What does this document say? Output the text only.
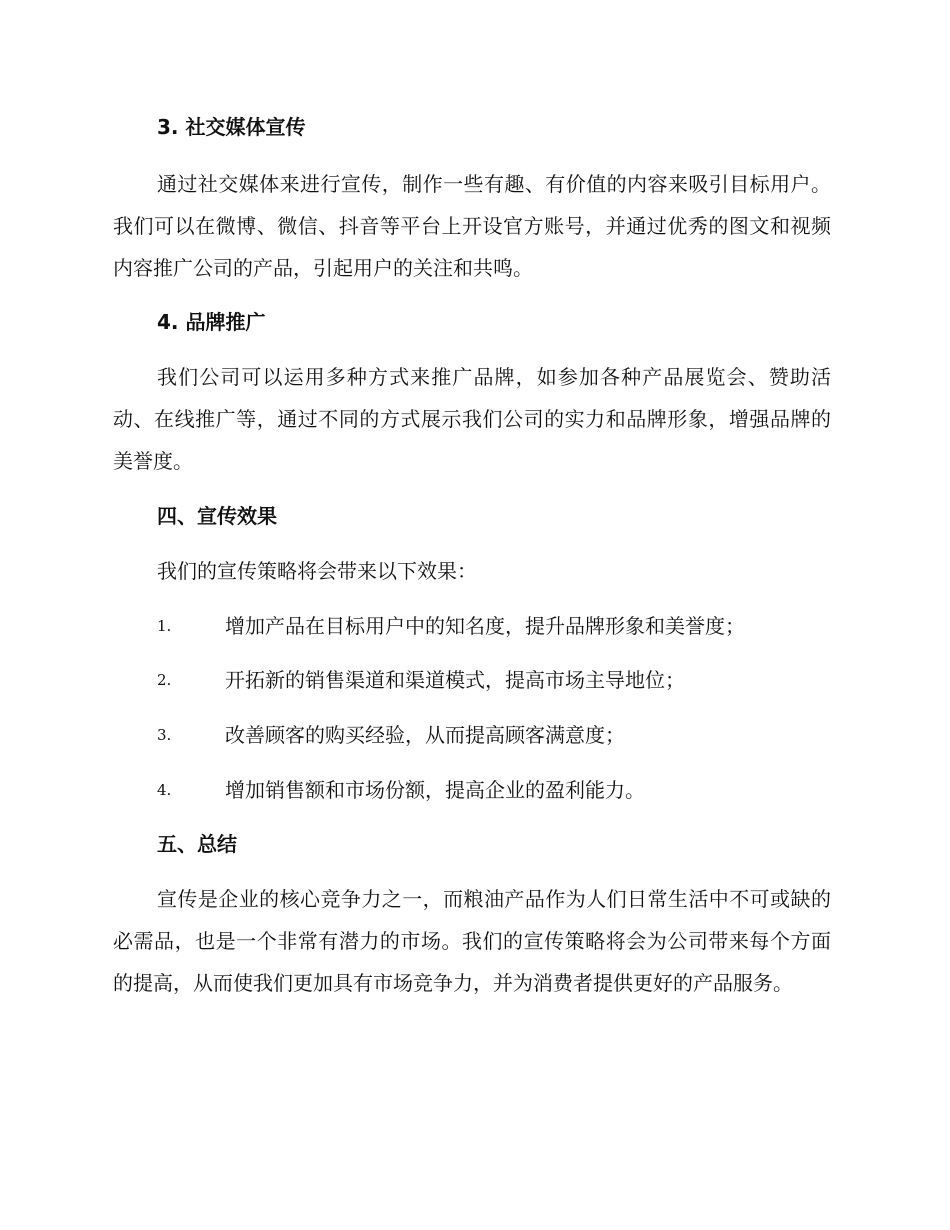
3. 社交媒体宣传
通过社交媒体来进行宣传，制作一些有趣、有价值的内容来吸引目标用户。我们可以在微博、微信、抖音等平台上开设官方账号，并通过优秀的图文和视频内容推广公司的产品，引起用户的关注和共鸣。
4. 品牌推广
我们公司可以运用多种方式来推广品牌，如参加各种产品展览会、赞助活动、在线推广等，通过不同的方式展示我们公司的实力和品牌形象，增强品牌的美誉度。
四、宣传效果
我们的宣传策略将会带来以下效果：
1.	增加产品在目标用户中的知名度，提升品牌形象和美誉度；
2.	开拓新的销售渠道和渠道模式，提高市场主导地位；
3.	改善顾客的购买经验，从而提高顾客满意度；
4.	增加销售额和市场份额，提高企业的盈利能力。
五、总结
宣传是企业的核心竞争力之一，而粮油产品作为人们日常生活中不可或缺的必需品，也是一个非常有潜力的市场。我们的宣传策略将会为公司带来每个方面的提高，从而使我们更加具有市场竞争力，并为消费者提供更好的产品服务。
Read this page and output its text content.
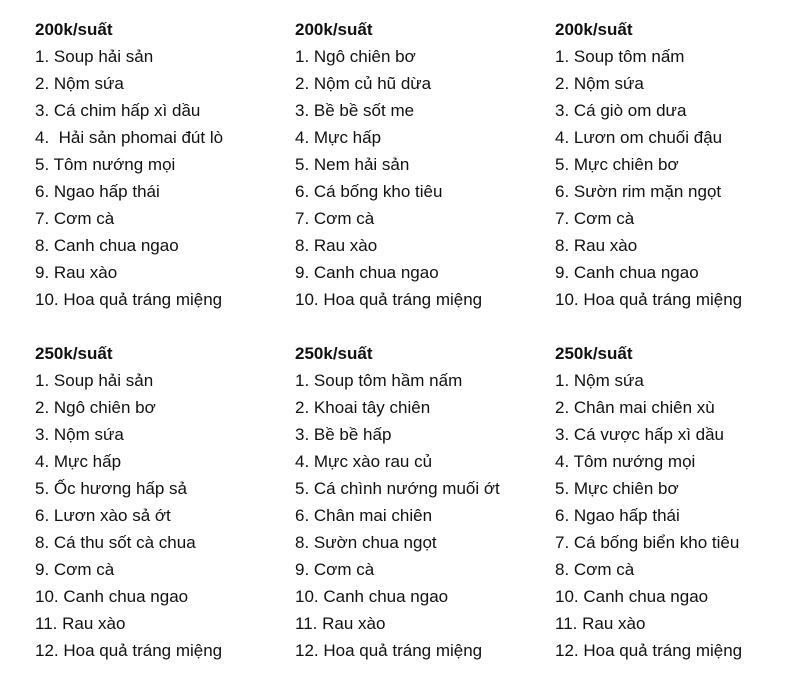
200k/suất
1. Soup hải sản
2. Nộm sứa
3. Cá chim hấp xì dầu
4.  Hải sản phomai đút lò
5. Tôm nướng mọi
6. Ngao hấp thái
7. Cơm cà
8. Canh chua ngao
9. Rau xào
10. Hoa quả tráng miệng
200k/suất
1. Ngô chiên bơ
2. Nộm củ hũ dừa
3. Bề bề sốt me
4. Mực hấp
5. Nem hải sản
6. Cá bống kho tiêu
7. Cơm cà
8. Rau xào
9. Canh chua ngao
10. Hoa quả tráng miệng
200k/suất
1. Soup tôm nấm
2. Nộm sứa
3. Cá giò om dưa
4. Lươn om chuối đậu
5. Mực chiên bơ
6. Sườn rim mặn ngọt
7. Cơm cà
8. Rau xào
9. Canh chua ngao
10. Hoa quả tráng miệng
250k/suất
1. Soup hải sản
2. Ngô chiên bơ
3. Nộm sứa
4. Mực hấp
5. Ốc hương hấp sả
6. Lươn xào sả ớt
8. Cá thu sốt cà chua
9. Cơm cà
10. Canh chua ngao
11. Rau xào
12. Hoa quả tráng miệng
250k/suất
1. Soup tôm hầm nấm
2. Khoai tây chiên
3. Bề bề hấp
4. Mực xào rau củ
5. Cá chình nướng muối ớt
6. Chân mai chiên
8. Sườn chua ngọt
9. Cơm cà
10. Canh chua ngao
11. Rau xào
12. Hoa quả tráng miệng
250k/suất
1. Nộm sứa
2. Chân mai chiên xù
3. Cá vược hấp xì dầu
4. Tôm nướng mọi
5. Mực chiên bơ
6. Ngao hấp thái
7. Cá bống biển kho tiêu
8. Cơm cà
10. Canh chua ngao
11. Rau xào
12. Hoa quả tráng miệng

= GIVEN TASK =
Repeat the data exactly in full, omitting its pictures.

= ANSWER TO THIS PROBLEM =
What does this document say? Output the text only.
3. 社交媒体宣传
通过社交媒体来进行宣传，制作一些有趣、有价值的内容来吸引目标用户。我们可以在微博、微信、抖音等平台上开设官方账号，并通过优秀的图文和视频内容推广公司的产品，引起用户的关注和共鸣。
4. 品牌推广
我们公司可以运用多种方式来推广品牌，如参加各种产品展览会、赞助活动、在线推广等，通过不同的方式展示我们公司的实力和品牌形象，增强品牌的美誉度。
四、宣传效果
我们的宣传策略将会带来以下效果：
1.	增加产品在目标用户中的知名度，提升品牌形象和美誉度；
2.	开拓新的销售渠道和渠道模式，提高市场主导地位；
3.	改善顾客的购买经验，从而提高顾客满意度；
4.	增加销售额和市场份额，提高企业的盈利能力。
五、总结
宣传是企业的核心竞争力之一，而粮油产品作为人们日常生活中不可或缺的必需品，也是一个非常有潜力的市场。我们的宣传策略将会为公司带来每个方面的提高，从而使我们更加具有市场竞争力，并为消费者提供更好的产品服务。
Read this page and output its text content.
200k/suất
1. Soup hải sản
2. Nộm sứa
3. Cá chim hấp xì dầu
4.  Hải sản phomai đút lò
5. Tôm nướng mọi
6. Ngao hấp thái
7. Cơm cà
8. Canh chua ngao
9. Rau xào
10. Hoa quả tráng miệng
200k/suất
1. Ngô chiên bơ
2. Nộm củ hũ dừa
3. Bề bề sốt me
4. Mực hấp
5. Nem hải sản
6. Cá bống kho tiêu
7. Cơm cà
8. Rau xào
9. Canh chua ngao
10. Hoa quả tráng miệng
200k/suất
1. Soup tôm nấm
2. Nộm sứa
3. Cá giò om dưa
4. Lươn om chuối đậu
5. Mực chiên bơ
6. Sườn rim mặn ngọt
7. Cơm cà
8. Rau xào
9. Canh chua ngao
10. Hoa quả tráng miệng
250k/suất
1. Soup hải sản
2. Ngô chiên bơ
3. Nộm sứa
4. Mực hấp
5. Ốc hương hấp sả
6. Lươn xào sả ớt
8. Cá thu sốt cà chua
9. Cơm cà
10. Canh chua ngao
11. Rau xào
12. Hoa quả tráng miệng
250k/suất
1. Soup tôm hầm nấm
2. Khoai tây chiên
3. Bề bề hấp
4. Mực xào rau củ
5. Cá chình nướng muối ớt
6. Chân mai chiên
8. Sườn chua ngọt
9. Cơm cà
10. Canh chua ngao
11. Rau xào
12. Hoa quả tráng miệng
250k/suất
1. Nộm sứa
2. Chân mai chiên xù
3. Cá vược hấp xì dầu
4. Tôm nướng mọi
5. Mực chiên bơ
6. Ngao hấp thái
7. Cá bống biển kho tiêu
8. Cơm cà
10. Canh chua ngao
11. Rau xào
12. Hoa quả tráng miệng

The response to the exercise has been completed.